How to Properly Chart an IV Insertion

Intravenous (IV) insertion charting is the documentation of placing a catheter into a patient’s vein. This record-keeping establishes a clear legal record of the medical intervention and supports patient safety by facilitating the early detection of complications, such as phlebitis or infiltration, which can be tracked over time. Charting ensures the continuity of care, allowing different healthcare providers to understand the history and status of the patient’s vascular access device.

Essential Elements of Initial Documentation

Initial documentation begins immediately upon successful placement, focusing on the objective facts of the insertion. Recording the exact date and time of the venipuncture provides a reference point for calculating the device’s maximum dwell time and monitoring schedule. The anatomical location of the catheter must be precisely identified, such as “Left forearm, cephalic vein,” to ensure accurate site assessment.

+++

> EXERCISE INSTRUCTIONS:
[1] Quote the IV charting article word for word from "Initial documentation begins" to "accurate site assessment.".
[2] Continue the IV charting article from where it stops.

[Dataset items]
+++

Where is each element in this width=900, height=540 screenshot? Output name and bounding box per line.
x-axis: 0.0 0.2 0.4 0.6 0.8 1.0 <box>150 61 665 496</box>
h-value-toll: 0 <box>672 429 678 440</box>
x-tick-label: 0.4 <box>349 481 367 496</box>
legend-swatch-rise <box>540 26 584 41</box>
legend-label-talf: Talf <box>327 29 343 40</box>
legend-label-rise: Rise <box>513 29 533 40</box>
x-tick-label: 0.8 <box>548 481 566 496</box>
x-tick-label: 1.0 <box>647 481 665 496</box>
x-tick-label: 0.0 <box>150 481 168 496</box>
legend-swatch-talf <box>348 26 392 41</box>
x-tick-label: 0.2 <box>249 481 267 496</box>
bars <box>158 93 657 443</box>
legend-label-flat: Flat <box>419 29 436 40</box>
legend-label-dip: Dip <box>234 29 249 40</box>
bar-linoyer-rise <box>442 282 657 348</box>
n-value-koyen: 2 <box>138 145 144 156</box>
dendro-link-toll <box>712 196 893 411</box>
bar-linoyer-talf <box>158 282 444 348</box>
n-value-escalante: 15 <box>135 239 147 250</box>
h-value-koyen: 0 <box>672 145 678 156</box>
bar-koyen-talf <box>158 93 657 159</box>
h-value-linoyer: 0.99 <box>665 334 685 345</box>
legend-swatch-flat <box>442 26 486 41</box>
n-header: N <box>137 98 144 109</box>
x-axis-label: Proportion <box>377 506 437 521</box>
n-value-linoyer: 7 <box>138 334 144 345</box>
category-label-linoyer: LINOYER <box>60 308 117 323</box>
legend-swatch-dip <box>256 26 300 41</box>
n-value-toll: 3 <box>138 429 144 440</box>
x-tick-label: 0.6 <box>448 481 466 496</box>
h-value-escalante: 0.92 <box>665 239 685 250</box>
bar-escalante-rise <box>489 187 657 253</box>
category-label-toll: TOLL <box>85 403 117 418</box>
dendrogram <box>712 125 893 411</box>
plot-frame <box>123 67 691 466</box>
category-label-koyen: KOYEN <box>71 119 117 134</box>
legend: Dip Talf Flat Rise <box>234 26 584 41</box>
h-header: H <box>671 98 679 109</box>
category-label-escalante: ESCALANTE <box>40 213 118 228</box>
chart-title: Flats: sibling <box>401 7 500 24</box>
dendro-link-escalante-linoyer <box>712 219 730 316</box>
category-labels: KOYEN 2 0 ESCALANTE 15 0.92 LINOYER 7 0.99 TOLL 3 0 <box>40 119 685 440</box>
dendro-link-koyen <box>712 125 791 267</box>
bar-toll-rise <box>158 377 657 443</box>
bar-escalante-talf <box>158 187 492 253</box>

+++

> YOUR WRITTEN ANSWERS:
[1]
Initial documentation begins immediately upon successful placement, focusing on the objective facts of the insertion. Recording the exact date and time of the venipuncture provides a reference point for calculating the device’s maximum dwell time and monitoring schedule. The anatomical location of the catheter must be precisely identified, such as “Left forearm, cephalic vein,” to ensure accurate site assessment.

[2]
The physical specifications of the catheter must be recorded, including the gauge (diameter) and the length used. Documentation must also include the number of insertion attempts made before successful placement, along with the name or initials of the healthcare professional who performed the insertion.

Recording the Procedure and Immediate Patient Response

After initial facts are documented, charting shifts to the procedure and the patient’s immediate response. The type of antiseptic skin preparation used, such as chlorhexidine gluconate (CHG) or povidone-iodine, must be noted as an infection control measure. A description of the sterile dressing applied to secure the site should also be included.

Confirmation of the catheter’s functionality is documented by successful flushing, demonstrating the device is patent and ready for use. This involves noting that the line flushed easily with a sterile solution, like normal saline, without resistance or patient discomfort. The final step is documenting the patient’s immediate tolerance, noting any adverse event or pain rating.

Monitoring and Removal Documentation

Documentation continues throughout the life of the IV access, starting with regular site assessments to ensure the device remains safe. The frequency of these assessments (e.g., once per shift) must be recorded alongside the findings. Descriptions should be objective, noting if the site is clean, dry, and intact, or if there is redness or swelling.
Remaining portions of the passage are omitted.